THE TASK: Please count the lines of the listing below in which "structured" occurs, and reply with the number only.

SOURCE DATA:

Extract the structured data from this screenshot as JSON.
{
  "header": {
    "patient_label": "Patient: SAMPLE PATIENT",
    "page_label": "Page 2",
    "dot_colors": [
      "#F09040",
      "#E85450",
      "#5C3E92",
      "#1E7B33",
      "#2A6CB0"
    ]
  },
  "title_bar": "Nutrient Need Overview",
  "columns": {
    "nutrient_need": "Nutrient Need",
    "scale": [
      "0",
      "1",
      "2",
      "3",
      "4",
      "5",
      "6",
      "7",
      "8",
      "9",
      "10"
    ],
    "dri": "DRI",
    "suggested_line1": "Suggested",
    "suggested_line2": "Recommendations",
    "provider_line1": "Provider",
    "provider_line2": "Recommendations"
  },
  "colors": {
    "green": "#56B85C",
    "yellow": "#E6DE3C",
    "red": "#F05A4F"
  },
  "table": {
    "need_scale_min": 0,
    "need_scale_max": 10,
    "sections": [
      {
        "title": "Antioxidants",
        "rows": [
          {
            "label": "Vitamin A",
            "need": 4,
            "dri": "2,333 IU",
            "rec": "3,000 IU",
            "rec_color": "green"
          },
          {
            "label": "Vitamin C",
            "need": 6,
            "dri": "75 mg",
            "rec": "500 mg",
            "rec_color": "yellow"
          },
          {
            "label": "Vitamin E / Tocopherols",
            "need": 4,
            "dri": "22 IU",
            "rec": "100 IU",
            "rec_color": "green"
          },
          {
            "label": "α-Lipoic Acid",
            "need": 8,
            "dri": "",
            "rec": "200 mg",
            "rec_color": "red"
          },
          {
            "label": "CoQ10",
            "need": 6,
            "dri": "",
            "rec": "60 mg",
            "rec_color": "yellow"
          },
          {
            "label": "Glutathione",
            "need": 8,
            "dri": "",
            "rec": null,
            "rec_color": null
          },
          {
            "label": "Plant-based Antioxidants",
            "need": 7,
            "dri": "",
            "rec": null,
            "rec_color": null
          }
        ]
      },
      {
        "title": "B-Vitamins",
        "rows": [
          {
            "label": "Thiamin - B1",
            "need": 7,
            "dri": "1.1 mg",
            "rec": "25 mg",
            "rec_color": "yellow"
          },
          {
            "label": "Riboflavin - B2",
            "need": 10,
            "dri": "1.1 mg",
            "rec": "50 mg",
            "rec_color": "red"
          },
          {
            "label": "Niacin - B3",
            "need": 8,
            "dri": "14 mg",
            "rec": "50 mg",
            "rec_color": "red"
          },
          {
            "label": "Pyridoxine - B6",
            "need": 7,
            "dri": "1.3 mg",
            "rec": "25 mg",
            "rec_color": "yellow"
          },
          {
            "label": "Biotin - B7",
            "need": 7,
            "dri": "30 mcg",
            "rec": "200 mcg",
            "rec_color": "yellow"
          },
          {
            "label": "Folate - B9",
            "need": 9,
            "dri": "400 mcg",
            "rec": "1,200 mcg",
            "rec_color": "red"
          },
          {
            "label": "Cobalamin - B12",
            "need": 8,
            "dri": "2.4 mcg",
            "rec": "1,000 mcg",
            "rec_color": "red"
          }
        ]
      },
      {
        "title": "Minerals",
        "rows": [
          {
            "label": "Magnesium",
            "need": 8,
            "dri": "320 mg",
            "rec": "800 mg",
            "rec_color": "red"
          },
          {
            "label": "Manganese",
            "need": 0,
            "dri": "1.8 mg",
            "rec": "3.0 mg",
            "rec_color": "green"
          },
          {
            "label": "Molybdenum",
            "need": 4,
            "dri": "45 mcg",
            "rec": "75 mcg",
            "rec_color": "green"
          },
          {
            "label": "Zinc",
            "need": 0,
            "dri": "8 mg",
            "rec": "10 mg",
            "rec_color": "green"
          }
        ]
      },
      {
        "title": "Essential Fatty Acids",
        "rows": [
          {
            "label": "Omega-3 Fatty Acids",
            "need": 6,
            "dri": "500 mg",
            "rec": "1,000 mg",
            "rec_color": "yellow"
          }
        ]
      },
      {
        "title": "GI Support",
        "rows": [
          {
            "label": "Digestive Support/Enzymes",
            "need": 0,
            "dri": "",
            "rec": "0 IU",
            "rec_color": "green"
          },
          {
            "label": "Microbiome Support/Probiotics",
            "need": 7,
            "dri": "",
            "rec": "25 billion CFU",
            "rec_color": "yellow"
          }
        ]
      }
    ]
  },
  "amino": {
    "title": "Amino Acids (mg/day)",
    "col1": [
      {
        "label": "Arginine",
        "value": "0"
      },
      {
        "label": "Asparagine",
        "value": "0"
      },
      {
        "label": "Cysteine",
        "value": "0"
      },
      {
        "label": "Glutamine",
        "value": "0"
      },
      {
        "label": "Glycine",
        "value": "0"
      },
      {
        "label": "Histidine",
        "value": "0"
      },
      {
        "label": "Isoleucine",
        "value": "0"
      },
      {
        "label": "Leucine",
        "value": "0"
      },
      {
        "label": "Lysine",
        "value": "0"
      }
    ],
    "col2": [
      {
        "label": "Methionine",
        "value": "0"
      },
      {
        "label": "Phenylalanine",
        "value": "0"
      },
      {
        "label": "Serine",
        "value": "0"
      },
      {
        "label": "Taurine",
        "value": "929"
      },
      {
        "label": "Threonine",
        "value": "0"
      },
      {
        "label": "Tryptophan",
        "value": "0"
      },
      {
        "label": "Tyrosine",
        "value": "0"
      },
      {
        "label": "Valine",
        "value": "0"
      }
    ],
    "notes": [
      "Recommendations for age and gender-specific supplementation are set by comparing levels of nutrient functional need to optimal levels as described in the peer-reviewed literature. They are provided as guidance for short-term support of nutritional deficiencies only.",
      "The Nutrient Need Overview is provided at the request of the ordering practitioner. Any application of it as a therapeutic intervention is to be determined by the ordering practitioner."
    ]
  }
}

* * *

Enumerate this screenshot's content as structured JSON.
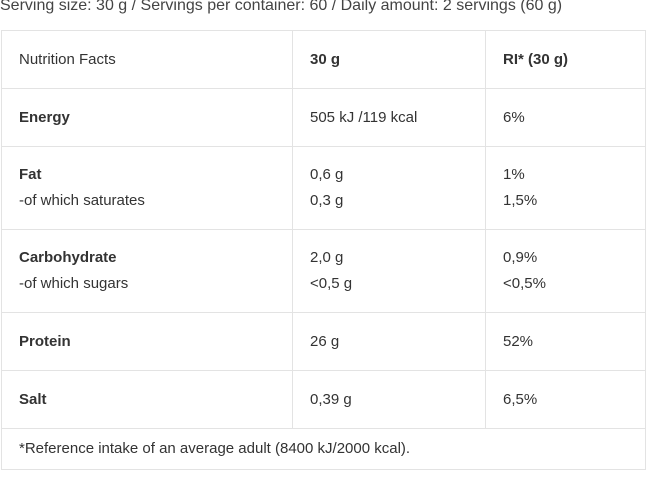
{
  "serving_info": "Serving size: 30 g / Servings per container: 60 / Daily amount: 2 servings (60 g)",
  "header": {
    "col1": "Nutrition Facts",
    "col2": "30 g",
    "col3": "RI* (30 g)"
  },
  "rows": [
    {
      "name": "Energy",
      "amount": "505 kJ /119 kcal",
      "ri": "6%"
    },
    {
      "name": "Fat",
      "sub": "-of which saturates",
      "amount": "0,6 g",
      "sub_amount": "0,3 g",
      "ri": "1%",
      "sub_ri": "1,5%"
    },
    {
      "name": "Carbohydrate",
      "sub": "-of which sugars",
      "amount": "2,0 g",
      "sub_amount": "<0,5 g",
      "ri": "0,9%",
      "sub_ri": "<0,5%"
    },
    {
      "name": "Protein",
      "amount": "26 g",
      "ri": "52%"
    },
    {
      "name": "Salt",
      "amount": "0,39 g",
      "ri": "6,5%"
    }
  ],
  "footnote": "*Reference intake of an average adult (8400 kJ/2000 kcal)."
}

SOLUTION TO THIS PROBLEM: 2